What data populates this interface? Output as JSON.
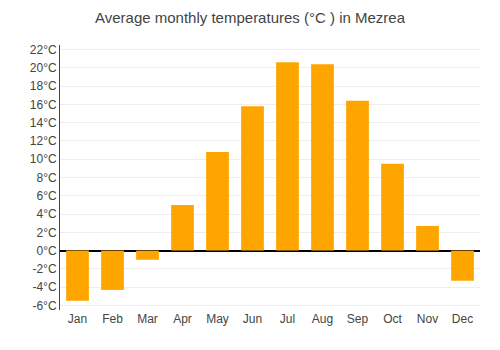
{
  "chart_data": {
    "type": "bar",
    "title": "Average monthly temperatures (°C ) in Mezrea",
    "categories": [
      "Jan",
      "Feb",
      "Mar",
      "Apr",
      "May",
      "Jun",
      "Jul",
      "Aug",
      "Sep",
      "Oct",
      "Nov",
      "Dec"
    ],
    "values": [
      -5.5,
      -4.3,
      -1.0,
      5.0,
      10.8,
      15.8,
      20.6,
      20.4,
      16.4,
      9.5,
      2.7,
      -3.3
    ],
    "color": "#FFA500",
    "ylim": [
      -6.5,
      22.5
    ],
    "yticks": [
      {
        "value": -6,
        "label": "-6°C"
      },
      {
        "value": -4,
        "label": "-4°C"
      },
      {
        "value": -2,
        "label": "-2°C"
      },
      {
        "value": 0,
        "label": "0°C"
      },
      {
        "value": 2,
        "label": "2°C"
      },
      {
        "value": 4,
        "label": "4°C"
      },
      {
        "value": 6,
        "label": "6°C"
      },
      {
        "value": 8,
        "label": "8°C"
      },
      {
        "value": 10,
        "label": "10°C"
      },
      {
        "value": 12,
        "label": "12°C"
      },
      {
        "value": 14,
        "label": "14°C"
      },
      {
        "value": 16,
        "label": "16°C"
      },
      {
        "value": 18,
        "label": "18°C"
      },
      {
        "value": 20,
        "label": "20°C"
      },
      {
        "value": 22,
        "label": "22°C"
      }
    ],
    "grid": true
  }
}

----------

◆ TO DO
Pictures are not part of the copy; reproduce everything else in the records exactly.

◆ WRITTEN SOLUTION
What data populates this interface? Output as JSON.
{
  "chart_data": {
    "type": "bar",
    "title": "Average monthly temperatures (°C ) in Mezrea",
    "categories": [
      "Jan",
      "Feb",
      "Mar",
      "Apr",
      "May",
      "Jun",
      "Jul",
      "Aug",
      "Sep",
      "Oct",
      "Nov",
      "Dec"
    ],
    "values": [
      -5.5,
      -4.3,
      -1.0,
      5.0,
      10.8,
      15.8,
      20.6,
      20.4,
      16.4,
      9.5,
      2.7,
      -3.3
    ],
    "color": "#FFA500",
    "ylim": [
      -6.5,
      22.5
    ],
    "yticks": [
      {
        "value": -6,
        "label": "-6°C"
      },
      {
        "value": -4,
        "label": "-4°C"
      },
      {
        "value": -2,
        "label": "-2°C"
      },
      {
        "value": 0,
        "label": "0°C"
      },
      {
        "value": 2,
        "label": "2°C"
      },
      {
        "value": 4,
        "label": "4°C"
      },
      {
        "value": 6,
        "label": "6°C"
      },
      {
        "value": 8,
        "label": "8°C"
      },
      {
        "value": 10,
        "label": "10°C"
      },
      {
        "value": 12,
        "label": "12°C"
      },
      {
        "value": 14,
        "label": "14°C"
      },
      {
        "value": 16,
        "label": "16°C"
      },
      {
        "value": 18,
        "label": "18°C"
      },
      {
        "value": 20,
        "label": "20°C"
      },
      {
        "value": 22,
        "label": "22°C"
      }
    ],
    "grid": true
  }
}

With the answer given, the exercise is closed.